* _What you should do_: Where a line holds "JSON", copy it.

== Records provided ==

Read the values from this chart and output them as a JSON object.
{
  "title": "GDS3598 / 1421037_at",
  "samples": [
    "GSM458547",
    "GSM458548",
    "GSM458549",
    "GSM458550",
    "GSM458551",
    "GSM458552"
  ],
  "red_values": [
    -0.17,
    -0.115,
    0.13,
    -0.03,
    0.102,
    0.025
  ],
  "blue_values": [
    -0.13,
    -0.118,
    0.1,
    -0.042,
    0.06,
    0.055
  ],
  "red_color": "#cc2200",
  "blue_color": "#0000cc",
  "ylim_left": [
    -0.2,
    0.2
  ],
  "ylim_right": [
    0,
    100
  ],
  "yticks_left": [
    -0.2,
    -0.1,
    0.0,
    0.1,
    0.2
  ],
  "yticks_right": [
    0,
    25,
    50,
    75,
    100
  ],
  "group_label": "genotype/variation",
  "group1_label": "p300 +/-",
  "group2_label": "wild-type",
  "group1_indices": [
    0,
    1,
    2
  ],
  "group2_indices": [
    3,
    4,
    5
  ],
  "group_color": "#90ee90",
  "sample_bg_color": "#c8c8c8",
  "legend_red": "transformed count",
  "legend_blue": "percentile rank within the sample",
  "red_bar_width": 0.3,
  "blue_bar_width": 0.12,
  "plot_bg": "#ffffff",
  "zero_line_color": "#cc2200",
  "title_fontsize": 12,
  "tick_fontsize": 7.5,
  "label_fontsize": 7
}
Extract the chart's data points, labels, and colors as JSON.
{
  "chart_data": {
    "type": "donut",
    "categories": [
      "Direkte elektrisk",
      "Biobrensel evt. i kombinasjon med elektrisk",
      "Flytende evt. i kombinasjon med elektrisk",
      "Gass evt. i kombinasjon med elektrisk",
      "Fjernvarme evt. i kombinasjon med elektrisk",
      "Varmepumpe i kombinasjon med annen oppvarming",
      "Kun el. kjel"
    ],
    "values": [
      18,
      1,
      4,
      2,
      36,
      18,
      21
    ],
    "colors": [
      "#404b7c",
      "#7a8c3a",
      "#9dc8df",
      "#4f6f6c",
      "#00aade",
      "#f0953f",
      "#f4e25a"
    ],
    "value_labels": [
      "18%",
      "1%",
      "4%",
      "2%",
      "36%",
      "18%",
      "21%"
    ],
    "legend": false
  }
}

===
== Records provided ==

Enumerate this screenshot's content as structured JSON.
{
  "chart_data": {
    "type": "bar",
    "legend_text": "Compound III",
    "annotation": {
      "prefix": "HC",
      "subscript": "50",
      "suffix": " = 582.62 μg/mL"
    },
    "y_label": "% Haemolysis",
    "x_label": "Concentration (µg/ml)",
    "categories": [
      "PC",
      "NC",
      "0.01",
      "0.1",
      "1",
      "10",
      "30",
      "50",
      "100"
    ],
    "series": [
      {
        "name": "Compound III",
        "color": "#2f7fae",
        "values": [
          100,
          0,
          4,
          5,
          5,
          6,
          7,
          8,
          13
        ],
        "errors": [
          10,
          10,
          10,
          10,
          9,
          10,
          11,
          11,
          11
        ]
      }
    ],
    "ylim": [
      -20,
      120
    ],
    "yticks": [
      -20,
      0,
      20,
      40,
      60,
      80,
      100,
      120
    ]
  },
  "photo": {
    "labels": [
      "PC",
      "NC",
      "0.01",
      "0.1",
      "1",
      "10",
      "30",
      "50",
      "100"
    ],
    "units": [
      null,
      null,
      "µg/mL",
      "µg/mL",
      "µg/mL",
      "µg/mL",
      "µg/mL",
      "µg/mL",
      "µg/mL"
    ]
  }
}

===
== Records provided ==

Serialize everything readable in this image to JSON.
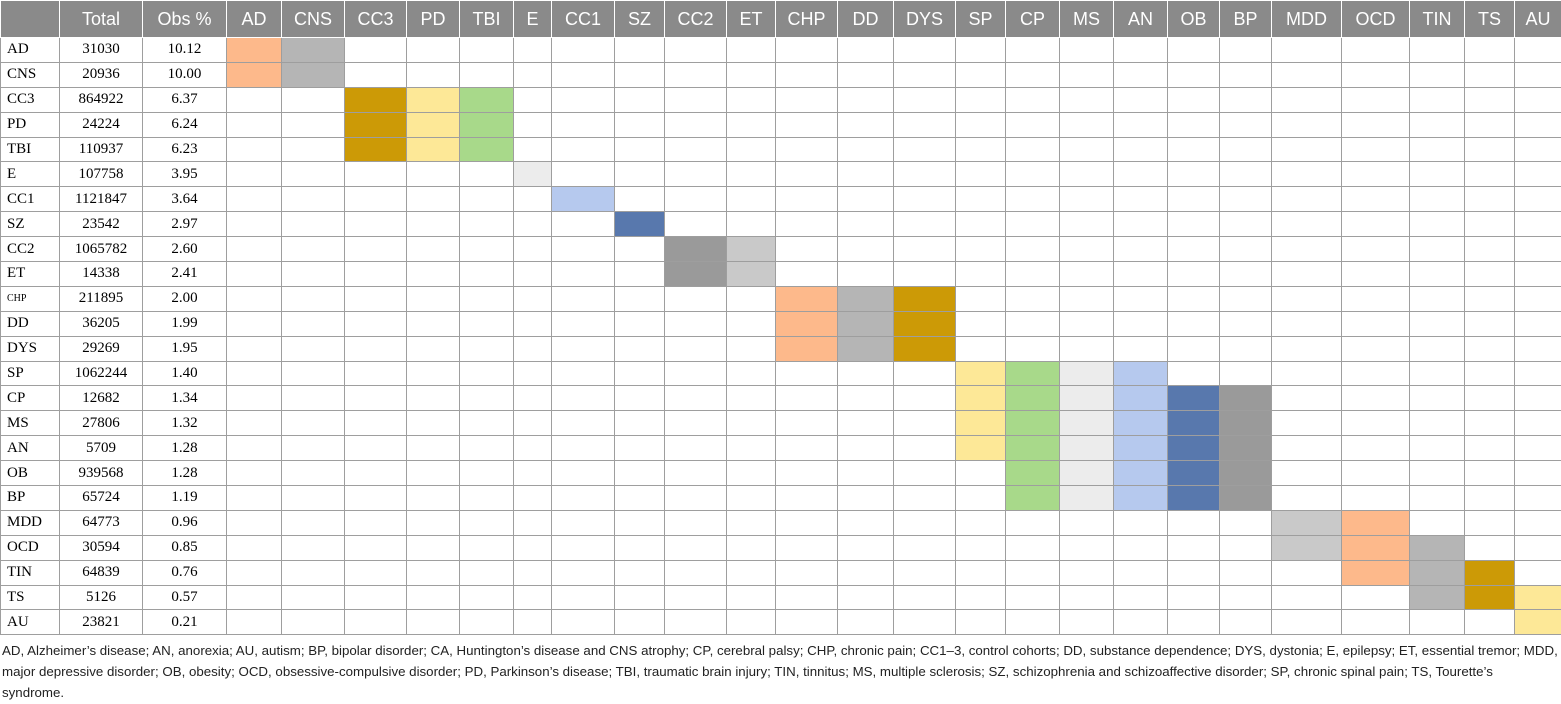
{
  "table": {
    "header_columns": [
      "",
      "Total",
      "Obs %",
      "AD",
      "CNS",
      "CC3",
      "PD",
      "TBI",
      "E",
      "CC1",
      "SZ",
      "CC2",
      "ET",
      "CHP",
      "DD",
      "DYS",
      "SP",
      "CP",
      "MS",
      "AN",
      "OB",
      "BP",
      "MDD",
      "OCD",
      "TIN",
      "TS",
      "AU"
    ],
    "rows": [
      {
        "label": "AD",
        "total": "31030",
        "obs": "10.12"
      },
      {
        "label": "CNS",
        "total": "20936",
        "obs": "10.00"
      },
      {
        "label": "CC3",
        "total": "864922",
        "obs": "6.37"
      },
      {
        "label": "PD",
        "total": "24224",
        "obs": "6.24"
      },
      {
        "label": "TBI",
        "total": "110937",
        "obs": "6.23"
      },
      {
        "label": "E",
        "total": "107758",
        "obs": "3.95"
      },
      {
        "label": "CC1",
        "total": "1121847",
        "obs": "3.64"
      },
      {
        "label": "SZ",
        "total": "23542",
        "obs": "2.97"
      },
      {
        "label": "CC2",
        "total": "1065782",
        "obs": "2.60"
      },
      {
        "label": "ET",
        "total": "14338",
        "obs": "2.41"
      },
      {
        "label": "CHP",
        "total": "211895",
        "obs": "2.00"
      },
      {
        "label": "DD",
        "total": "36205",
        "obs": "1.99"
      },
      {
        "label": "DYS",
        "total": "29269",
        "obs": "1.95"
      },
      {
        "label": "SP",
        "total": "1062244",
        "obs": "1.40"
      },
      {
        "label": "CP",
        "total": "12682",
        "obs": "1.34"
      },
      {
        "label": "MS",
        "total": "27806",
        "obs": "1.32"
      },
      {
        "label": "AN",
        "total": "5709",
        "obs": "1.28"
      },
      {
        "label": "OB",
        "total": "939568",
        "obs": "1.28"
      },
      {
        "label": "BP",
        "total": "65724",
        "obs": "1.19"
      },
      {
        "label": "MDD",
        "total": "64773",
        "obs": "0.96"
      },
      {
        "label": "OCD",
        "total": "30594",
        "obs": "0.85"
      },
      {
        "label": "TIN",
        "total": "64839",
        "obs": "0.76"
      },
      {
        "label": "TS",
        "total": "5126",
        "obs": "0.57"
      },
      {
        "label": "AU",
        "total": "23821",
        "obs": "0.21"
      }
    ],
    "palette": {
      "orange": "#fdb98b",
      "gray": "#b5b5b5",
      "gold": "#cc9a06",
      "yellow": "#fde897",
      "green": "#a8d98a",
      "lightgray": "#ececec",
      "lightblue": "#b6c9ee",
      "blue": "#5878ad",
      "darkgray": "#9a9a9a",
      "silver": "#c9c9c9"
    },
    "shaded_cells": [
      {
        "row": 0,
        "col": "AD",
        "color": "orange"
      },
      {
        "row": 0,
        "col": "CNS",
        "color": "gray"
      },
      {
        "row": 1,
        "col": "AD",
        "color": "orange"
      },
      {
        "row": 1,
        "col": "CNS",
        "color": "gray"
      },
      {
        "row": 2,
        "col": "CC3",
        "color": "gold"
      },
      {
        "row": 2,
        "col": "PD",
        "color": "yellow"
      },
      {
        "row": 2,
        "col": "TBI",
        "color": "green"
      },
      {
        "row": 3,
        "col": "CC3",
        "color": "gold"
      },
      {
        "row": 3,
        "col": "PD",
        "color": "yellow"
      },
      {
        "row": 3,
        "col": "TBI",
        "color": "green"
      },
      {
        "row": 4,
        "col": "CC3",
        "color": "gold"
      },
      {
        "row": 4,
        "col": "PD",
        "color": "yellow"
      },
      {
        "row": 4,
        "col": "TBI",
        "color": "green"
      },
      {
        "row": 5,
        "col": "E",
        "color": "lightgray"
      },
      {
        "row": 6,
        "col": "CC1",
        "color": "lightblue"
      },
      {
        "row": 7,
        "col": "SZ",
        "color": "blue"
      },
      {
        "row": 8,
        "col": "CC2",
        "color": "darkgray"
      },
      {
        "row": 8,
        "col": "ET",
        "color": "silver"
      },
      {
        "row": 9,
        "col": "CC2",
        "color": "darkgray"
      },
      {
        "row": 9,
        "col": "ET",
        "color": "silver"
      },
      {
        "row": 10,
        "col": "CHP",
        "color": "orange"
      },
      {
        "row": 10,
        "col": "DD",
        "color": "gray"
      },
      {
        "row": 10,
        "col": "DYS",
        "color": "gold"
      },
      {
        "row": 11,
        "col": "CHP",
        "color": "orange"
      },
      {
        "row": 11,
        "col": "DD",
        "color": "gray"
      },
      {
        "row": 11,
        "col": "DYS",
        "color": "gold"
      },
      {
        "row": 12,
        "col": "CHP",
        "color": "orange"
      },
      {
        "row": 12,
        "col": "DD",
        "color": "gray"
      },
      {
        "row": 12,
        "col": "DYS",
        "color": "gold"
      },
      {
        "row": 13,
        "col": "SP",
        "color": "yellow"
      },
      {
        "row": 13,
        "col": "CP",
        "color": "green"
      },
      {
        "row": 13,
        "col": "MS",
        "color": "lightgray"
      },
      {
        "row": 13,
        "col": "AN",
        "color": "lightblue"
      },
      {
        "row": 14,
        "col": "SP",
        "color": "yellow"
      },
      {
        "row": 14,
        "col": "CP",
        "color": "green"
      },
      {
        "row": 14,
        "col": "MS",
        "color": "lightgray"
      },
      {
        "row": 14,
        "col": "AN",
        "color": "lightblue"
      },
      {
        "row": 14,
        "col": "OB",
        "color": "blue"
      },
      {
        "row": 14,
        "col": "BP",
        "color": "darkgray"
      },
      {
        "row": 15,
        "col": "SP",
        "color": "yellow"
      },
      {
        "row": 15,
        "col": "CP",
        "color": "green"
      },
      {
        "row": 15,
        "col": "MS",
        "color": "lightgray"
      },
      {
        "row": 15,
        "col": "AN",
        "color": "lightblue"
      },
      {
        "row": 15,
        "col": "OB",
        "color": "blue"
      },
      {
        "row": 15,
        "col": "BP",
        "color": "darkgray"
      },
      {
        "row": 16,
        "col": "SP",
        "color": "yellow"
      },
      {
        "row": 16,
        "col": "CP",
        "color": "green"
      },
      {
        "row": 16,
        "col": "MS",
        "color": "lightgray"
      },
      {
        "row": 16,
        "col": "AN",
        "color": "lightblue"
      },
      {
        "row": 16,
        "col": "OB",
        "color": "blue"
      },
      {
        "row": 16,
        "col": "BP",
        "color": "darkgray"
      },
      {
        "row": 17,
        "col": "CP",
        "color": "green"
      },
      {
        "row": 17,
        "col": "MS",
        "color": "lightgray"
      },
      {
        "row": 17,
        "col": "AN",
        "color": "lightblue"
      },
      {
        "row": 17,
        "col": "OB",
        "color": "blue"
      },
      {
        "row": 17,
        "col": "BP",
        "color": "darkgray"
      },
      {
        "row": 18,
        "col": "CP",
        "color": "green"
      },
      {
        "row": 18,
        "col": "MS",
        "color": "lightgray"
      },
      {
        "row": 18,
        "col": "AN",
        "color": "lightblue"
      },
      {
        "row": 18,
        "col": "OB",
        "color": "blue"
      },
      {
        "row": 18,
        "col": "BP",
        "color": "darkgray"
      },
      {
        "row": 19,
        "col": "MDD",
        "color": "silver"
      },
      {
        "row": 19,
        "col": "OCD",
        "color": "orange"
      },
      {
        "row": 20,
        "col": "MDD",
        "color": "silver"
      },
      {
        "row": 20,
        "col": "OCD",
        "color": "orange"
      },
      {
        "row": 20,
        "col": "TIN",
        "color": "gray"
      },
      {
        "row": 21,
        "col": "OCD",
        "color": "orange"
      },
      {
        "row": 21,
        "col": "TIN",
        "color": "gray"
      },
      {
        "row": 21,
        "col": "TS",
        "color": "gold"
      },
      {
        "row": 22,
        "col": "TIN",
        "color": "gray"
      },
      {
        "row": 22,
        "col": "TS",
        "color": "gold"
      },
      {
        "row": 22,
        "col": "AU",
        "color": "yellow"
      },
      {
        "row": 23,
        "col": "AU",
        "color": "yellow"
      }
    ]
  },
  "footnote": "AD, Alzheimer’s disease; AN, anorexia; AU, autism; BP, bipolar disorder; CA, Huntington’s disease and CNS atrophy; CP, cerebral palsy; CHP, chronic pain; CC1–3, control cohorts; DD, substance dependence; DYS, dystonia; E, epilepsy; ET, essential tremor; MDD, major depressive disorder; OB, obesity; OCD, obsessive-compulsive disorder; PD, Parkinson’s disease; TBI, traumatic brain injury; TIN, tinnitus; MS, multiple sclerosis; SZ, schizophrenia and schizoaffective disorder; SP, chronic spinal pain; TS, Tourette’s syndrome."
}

===

* _Exercise solution_:
Read the values from this chart and output them as a JSON object.
Extract the chart's data points, labels, and colors as JSON.
Enumerate this screenshot's content as structured JSON.
Serialize everything readable in this image to JSON.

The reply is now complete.